**SUPPLIED INFORMATION:**
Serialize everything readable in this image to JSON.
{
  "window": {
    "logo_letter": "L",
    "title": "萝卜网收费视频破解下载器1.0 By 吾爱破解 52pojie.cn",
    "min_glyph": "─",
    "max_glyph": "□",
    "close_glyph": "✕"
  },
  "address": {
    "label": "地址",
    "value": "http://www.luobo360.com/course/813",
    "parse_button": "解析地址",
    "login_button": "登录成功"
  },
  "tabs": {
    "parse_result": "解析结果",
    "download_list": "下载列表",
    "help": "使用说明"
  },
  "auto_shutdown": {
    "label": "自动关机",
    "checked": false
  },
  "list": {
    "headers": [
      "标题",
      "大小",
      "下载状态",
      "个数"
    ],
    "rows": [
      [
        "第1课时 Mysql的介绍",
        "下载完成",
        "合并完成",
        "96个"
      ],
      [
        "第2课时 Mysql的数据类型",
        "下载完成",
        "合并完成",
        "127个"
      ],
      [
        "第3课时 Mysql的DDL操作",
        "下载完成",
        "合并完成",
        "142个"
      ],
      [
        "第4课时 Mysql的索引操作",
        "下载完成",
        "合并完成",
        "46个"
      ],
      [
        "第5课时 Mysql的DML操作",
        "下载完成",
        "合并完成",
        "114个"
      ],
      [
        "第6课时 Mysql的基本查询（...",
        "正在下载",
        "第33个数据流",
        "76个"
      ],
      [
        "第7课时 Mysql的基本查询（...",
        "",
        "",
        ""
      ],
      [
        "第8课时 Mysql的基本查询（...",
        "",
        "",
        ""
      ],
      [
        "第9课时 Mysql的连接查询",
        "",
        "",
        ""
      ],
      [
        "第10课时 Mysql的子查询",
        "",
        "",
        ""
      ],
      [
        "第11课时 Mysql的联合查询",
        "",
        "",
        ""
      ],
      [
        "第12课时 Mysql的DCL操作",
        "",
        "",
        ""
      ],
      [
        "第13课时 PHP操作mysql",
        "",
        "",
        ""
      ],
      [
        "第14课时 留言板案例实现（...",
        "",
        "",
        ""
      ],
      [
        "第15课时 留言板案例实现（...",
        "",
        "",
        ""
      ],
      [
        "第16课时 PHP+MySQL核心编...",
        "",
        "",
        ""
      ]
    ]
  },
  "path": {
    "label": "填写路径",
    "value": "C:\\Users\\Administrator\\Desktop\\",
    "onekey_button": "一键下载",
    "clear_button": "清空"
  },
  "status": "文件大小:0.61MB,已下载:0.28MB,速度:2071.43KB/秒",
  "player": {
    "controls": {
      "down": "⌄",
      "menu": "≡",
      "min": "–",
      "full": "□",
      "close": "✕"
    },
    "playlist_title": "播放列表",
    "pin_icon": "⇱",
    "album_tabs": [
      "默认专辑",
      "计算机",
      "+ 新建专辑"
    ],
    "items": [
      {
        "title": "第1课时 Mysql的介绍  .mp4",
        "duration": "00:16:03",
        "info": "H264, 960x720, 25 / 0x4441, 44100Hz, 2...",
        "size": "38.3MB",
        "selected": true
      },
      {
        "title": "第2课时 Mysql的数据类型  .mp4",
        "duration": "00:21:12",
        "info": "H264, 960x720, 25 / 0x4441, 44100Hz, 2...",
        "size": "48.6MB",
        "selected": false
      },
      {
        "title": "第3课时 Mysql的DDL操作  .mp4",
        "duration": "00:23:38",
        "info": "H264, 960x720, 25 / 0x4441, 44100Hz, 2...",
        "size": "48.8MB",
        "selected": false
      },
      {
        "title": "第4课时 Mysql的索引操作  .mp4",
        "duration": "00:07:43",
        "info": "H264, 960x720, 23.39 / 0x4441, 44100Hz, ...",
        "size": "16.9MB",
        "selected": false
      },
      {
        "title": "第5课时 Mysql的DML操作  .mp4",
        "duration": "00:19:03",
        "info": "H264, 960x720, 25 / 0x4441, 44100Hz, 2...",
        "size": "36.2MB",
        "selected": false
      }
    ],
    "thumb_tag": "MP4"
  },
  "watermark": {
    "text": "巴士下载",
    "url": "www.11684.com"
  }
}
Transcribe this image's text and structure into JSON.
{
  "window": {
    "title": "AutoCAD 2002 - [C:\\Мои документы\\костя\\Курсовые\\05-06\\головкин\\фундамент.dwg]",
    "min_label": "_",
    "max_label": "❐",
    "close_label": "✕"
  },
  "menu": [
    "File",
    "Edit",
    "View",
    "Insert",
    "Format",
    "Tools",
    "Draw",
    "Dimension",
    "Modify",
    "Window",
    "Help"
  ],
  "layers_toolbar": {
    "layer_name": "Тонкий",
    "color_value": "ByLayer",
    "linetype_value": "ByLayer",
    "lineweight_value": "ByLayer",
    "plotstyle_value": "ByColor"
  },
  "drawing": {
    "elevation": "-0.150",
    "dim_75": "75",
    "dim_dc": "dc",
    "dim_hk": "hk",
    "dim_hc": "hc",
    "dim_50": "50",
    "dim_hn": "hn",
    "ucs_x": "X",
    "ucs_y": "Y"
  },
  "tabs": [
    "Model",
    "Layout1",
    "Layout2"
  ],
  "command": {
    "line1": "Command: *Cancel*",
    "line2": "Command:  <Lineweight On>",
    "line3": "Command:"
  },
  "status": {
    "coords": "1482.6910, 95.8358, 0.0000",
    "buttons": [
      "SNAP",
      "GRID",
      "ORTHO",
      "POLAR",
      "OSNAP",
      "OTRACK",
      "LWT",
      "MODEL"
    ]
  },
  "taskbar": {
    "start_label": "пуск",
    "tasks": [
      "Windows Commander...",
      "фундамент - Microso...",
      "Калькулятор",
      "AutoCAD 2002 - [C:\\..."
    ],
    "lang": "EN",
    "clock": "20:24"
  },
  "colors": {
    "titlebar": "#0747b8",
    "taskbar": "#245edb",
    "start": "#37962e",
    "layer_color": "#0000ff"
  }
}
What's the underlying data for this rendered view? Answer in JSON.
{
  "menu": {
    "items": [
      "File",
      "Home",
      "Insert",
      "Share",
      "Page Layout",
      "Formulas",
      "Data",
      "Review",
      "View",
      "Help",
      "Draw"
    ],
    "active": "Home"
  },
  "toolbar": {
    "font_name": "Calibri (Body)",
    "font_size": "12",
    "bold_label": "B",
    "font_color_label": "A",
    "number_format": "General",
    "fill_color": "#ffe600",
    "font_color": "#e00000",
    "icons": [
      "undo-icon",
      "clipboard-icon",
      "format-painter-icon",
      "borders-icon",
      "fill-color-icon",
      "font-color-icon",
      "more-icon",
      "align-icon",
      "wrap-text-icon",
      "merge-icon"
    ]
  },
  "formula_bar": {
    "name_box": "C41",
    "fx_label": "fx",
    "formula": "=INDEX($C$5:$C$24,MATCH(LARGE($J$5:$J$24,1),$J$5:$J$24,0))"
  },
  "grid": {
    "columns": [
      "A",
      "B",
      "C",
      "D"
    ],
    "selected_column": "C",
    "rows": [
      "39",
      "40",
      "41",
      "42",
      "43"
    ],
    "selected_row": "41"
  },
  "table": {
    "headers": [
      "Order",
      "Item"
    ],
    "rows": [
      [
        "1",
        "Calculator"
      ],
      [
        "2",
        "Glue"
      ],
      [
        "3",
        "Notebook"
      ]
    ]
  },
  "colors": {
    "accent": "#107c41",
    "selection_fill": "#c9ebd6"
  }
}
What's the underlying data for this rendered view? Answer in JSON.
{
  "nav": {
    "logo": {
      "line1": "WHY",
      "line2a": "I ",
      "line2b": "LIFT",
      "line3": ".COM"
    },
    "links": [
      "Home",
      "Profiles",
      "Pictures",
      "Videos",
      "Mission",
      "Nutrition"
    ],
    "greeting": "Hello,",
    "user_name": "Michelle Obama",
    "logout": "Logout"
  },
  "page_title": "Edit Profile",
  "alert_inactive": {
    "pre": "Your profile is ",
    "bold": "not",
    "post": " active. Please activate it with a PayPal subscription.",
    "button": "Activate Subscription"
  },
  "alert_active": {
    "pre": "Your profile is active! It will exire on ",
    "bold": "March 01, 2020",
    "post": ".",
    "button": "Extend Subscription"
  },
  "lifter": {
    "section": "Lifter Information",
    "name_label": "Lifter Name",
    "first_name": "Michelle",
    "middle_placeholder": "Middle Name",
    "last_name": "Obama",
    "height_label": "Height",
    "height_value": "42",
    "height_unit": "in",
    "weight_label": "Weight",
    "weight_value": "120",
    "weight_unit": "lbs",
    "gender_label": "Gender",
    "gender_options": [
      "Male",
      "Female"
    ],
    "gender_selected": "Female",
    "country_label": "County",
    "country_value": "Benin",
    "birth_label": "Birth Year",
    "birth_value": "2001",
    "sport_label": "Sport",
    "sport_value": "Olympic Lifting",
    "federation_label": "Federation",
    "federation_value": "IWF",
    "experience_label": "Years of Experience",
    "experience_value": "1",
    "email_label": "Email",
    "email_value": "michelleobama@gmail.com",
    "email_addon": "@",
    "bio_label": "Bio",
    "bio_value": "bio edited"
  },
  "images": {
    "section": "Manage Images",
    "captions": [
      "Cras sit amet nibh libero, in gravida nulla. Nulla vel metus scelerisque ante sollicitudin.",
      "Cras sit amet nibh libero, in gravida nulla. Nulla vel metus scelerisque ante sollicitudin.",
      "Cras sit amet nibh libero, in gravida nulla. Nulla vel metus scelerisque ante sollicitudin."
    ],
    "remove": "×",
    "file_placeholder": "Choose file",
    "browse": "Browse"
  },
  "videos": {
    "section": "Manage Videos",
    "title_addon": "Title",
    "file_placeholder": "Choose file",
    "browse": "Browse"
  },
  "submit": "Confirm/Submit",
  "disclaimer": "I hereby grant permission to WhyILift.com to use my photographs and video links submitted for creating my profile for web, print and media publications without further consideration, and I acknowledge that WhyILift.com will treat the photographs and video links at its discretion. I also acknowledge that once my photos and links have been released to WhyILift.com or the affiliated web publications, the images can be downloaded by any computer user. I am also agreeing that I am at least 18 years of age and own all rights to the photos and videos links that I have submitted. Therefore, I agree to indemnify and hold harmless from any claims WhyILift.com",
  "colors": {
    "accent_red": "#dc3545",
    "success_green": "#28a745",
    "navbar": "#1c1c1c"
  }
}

**TASK DETAILS:**
Filter the data for the string "ByLayer" and copy every line that has it.

**THE RESULT:**
    "color_value": "ByLayer",
    "linetype_value": "ByLayer",
    "lineweight_value": "ByLayer",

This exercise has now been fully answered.